Extracted records:
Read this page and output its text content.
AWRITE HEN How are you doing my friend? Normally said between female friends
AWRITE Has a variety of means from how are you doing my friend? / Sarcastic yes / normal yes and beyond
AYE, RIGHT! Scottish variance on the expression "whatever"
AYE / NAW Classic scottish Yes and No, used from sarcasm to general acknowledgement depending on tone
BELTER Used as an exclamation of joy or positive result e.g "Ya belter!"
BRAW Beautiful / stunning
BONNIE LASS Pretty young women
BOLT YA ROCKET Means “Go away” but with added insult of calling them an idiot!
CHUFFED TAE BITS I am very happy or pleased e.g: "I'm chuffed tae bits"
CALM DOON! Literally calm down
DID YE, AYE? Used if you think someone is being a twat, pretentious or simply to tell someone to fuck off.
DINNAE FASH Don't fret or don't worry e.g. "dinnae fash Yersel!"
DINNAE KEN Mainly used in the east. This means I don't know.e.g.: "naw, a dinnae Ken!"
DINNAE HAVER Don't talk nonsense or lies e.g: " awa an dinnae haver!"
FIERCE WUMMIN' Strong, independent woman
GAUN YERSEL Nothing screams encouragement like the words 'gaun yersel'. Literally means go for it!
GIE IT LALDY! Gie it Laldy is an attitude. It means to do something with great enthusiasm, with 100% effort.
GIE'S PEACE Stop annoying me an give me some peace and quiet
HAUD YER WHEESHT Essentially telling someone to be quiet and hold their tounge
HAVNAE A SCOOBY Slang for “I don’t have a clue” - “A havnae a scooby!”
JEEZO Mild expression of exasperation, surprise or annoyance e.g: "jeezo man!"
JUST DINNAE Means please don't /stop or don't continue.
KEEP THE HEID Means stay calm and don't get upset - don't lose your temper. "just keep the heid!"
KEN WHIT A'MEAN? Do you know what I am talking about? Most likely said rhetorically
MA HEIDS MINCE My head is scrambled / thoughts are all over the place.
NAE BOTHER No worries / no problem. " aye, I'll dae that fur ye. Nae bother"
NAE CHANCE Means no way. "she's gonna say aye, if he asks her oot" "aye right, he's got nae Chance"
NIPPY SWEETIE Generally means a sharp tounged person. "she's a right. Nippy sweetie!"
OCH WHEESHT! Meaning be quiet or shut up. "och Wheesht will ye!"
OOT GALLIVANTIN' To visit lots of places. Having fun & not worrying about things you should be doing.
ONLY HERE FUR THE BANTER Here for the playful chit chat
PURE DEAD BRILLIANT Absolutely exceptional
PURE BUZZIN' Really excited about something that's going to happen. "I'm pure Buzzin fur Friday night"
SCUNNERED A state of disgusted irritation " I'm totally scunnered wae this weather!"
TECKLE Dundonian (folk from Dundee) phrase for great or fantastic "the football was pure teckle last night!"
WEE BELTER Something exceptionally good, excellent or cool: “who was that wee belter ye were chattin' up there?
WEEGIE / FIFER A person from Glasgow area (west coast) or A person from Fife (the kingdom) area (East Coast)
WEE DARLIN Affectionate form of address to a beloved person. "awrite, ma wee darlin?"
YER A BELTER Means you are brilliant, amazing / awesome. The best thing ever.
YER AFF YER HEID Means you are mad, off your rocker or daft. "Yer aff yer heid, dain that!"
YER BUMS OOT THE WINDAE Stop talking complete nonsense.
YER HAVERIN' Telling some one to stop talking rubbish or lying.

● **GIVEN EXERCISE**: Go through the listing above and locate each line that holds the word "WHEESHT". Copy those lines.

● **THE COMPLETED TASK**:
HAUD YER WHEESHT Essentially telling someone to be quiet and hold their tounge
OCH WHEESHT! Meaning be quiet or shut up. "och Wheesht will ye!"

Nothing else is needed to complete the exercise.